# [Given entries]
--

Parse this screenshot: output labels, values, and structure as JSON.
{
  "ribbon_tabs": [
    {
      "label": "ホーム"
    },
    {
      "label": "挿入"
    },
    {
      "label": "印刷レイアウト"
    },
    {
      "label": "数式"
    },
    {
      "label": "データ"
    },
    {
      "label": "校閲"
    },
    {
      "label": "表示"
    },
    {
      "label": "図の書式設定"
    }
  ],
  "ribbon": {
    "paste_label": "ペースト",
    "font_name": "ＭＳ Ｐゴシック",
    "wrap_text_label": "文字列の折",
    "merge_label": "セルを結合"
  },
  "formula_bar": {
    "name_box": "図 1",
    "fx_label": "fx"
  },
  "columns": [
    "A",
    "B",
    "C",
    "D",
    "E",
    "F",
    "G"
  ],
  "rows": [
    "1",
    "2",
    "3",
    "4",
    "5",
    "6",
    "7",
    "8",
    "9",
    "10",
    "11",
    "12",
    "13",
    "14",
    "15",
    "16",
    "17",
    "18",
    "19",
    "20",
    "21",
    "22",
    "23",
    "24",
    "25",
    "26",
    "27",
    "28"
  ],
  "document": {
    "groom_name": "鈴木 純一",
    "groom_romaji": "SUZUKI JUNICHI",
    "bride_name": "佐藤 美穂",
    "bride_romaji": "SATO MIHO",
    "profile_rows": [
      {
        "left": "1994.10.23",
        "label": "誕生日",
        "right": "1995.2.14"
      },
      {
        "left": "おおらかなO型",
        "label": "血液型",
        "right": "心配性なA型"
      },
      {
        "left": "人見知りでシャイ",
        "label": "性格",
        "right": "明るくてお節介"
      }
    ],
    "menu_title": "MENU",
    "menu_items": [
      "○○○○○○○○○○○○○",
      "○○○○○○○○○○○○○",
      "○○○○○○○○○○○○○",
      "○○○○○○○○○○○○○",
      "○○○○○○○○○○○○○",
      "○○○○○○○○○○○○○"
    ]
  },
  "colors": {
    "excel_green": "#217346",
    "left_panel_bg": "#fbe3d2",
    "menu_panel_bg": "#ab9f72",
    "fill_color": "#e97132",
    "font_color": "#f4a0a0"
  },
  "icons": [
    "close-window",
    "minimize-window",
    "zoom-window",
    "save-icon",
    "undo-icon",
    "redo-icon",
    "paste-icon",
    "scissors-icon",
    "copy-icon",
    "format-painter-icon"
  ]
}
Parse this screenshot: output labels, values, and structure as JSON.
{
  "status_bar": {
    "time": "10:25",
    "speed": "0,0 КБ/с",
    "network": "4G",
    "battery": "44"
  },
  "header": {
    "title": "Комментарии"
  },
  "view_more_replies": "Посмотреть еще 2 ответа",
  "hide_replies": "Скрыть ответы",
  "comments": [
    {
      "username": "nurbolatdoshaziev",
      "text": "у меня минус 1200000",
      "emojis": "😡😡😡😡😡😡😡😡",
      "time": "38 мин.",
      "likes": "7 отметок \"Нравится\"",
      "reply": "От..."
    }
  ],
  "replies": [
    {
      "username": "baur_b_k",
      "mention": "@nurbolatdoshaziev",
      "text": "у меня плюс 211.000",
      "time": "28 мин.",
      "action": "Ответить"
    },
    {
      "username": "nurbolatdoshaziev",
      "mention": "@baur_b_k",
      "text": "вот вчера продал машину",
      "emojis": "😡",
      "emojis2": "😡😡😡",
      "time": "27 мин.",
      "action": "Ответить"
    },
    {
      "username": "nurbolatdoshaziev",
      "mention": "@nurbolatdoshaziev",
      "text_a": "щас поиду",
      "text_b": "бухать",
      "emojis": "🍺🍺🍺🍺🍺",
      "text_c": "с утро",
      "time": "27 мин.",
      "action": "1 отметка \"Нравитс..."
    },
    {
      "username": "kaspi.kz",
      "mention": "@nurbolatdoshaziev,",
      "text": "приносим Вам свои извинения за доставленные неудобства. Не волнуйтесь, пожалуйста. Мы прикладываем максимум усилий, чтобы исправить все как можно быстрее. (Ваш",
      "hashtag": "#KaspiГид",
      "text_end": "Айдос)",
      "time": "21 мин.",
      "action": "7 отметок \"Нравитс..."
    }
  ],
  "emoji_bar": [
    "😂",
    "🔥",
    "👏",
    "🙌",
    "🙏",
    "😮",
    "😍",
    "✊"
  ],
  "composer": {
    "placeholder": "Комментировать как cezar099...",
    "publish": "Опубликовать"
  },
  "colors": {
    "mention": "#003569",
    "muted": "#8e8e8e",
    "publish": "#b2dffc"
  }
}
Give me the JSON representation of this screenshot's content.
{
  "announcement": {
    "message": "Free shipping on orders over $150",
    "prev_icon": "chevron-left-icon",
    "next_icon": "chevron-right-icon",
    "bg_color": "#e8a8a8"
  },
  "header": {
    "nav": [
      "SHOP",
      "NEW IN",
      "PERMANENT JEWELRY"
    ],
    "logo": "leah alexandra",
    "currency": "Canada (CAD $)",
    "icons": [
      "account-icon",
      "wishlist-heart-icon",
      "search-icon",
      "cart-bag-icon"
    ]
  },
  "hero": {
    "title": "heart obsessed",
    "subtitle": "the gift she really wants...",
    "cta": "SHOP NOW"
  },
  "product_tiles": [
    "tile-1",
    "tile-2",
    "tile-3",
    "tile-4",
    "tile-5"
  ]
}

--

# [What to work on]
Quote every entry exactly.

# [Result]
Parse this screenshot: output labels, values, and structure as JSON.
{
  "ribbon_tabs": [
    {
      "label": "ホーム"
    },
    {
      "label": "挿入"
    },
    {
      "label": "印刷レイアウト"
    },
    {
      "label": "数式"
    },
    {
      "label": "データ"
    },
    {
      "label": "校閲"
    },
    {
      "label": "表示"
    },
    {
      "label": "図の書式設定"
    }
  ],
  "ribbon": {
    "paste_label": "ペースト",
    "font_name": "ＭＳ Ｐゴシック",
    "wrap_text_label": "文字列の折",
    "merge_label": "セルを結合"
  },
  "formula_bar": {
    "name_box": "図 1",
    "fx_label": "fx"
  },
  "columns": [
    "A",
    "B",
    "C",
    "D",
    "E",
    "F",
    "G"
  ],
  "rows": [
    "1",
    "2",
    "3",
    "4",
    "5",
    "6",
    "7",
    "8",
    "9",
    "10",
    "11",
    "12",
    "13",
    "14",
    "15",
    "16",
    "17",
    "18",
    "19",
    "20",
    "21",
    "22",
    "23",
    "24",
    "25",
    "26",
    "27",
    "28"
  ],
  "document": {
    "groom_name": "鈴木 純一",
    "groom_romaji": "SUZUKI JUNICHI",
    "bride_name": "佐藤 美穂",
    "bride_romaji": "SATO MIHO",
    "profile_rows": [
      {
        "left": "1994.10.23",
        "label": "誕生日",
        "right": "1995.2.14"
      },
      {
        "left": "おおらかなO型",
        "label": "血液型",
        "right": "心配性なA型"
      },
      {
        "left": "人見知りでシャイ",
        "label": "性格",
        "right": "明るくてお節介"
      }
    ],
    "menu_title": "MENU",
    "menu_items": [
      "○○○○○○○○○○○○○",
      "○○○○○○○○○○○○○",
      "○○○○○○○○○○○○○",
      "○○○○○○○○○○○○○",
      "○○○○○○○○○○○○○",
      "○○○○○○○○○○○○○"
    ]
  },
  "colors": {
    "excel_green": "#217346",
    "left_panel_bg": "#fbe3d2",
    "menu_panel_bg": "#ab9f72",
    "fill_color": "#e97132",
    "font_color": "#f4a0a0"
  },
  "icons": [
    "close-window",
    "minimize-window",
    "zoom-window",
    "save-icon",
    "undo-icon",
    "redo-icon",
    "paste-icon",
    "scissors-icon",
    "copy-icon",
    "format-painter-icon"
  ]
}
Parse this screenshot: output labels, values, and structure as JSON.
{
  "status_bar": {
    "time": "10:25",
    "speed": "0,0 КБ/с",
    "network": "4G",
    "battery": "44"
  },
  "header": {
    "title": "Комментарии"
  },
  "view_more_replies": "Посмотреть еще 2 ответа",
  "hide_replies": "Скрыть ответы",
  "comments": [
    {
      "username": "nurbolatdoshaziev",
      "text": "у меня минус 1200000",
      "emojis": "😡😡😡😡😡😡😡😡",
      "time": "38 мин.",
      "likes": "7 отметок \"Нравится\"",
      "reply": "От..."
    }
  ],
  "replies": [
    {
      "username": "baur_b_k",
      "mention": "@nurbolatdoshaziev",
      "text": "у меня плюс 211.000",
      "time": "28 мин.",
      "action": "Ответить"
    },
    {
      "username": "nurbolatdoshaziev",
      "mention": "@baur_b_k",
      "text": "вот вчера продал машину",
      "emojis": "😡",
      "emojis2": "😡😡😡",
      "time": "27 мин.",
      "action": "Ответить"
    },
    {
      "username": "nurbolatdoshaziev",
      "mention": "@nurbolatdoshaziev",
      "text_a": "щас поиду",
      "text_b": "бухать",
      "emojis": "🍺🍺🍺🍺🍺",
      "text_c": "с утро",
      "time": "27 мин.",
      "action": "1 отметка \"Нравитс..."
    },
    {
      "username": "kaspi.kz",
      "mention": "@nurbolatdoshaziev,",
      "text": "приносим Вам свои извинения за доставленные неудобства. Не волнуйтесь, пожалуйста. Мы прикладываем максимум усилий, чтобы исправить все как можно быстрее. (Ваш",
      "hashtag": "#KaspiГид",
      "text_end": "Айдос)",
      "time": "21 мин.",
      "action": "7 отметок \"Нравитс..."
    }
  ],
  "emoji_bar": [
    "😂",
    "🔥",
    "👏",
    "🙌",
    "🙏",
    "😮",
    "😍",
    "✊"
  ],
  "composer": {
    "placeholder": "Комментировать как cezar099...",
    "publish": "Опубликовать"
  },
  "colors": {
    "mention": "#003569",
    "muted": "#8e8e8e",
    "publish": "#b2dffc"
  }
}
Give me the JSON representation of this screenshot's content.
{
  "announcement": {
    "message": "Free shipping on orders over $150",
    "prev_icon": "chevron-left-icon",
    "next_icon": "chevron-right-icon",
    "bg_color": "#e8a8a8"
  },
  "header": {
    "nav": [
      "SHOP",
      "NEW IN",
      "PERMANENT JEWELRY"
    ],
    "logo": "leah alexandra",
    "currency": "Canada (CAD $)",
    "icons": [
      "account-icon",
      "wishlist-heart-icon",
      "search-icon",
      "cart-bag-icon"
    ]
  },
  "hero": {
    "title": "heart obsessed",
    "subtitle": "the gift she really wants...",
    "cta": "SHOP NOW"
  },
  "product_tiles": [
    "tile-1",
    "tile-2",
    "tile-3",
    "tile-4",
    "tile-5"
  ]
}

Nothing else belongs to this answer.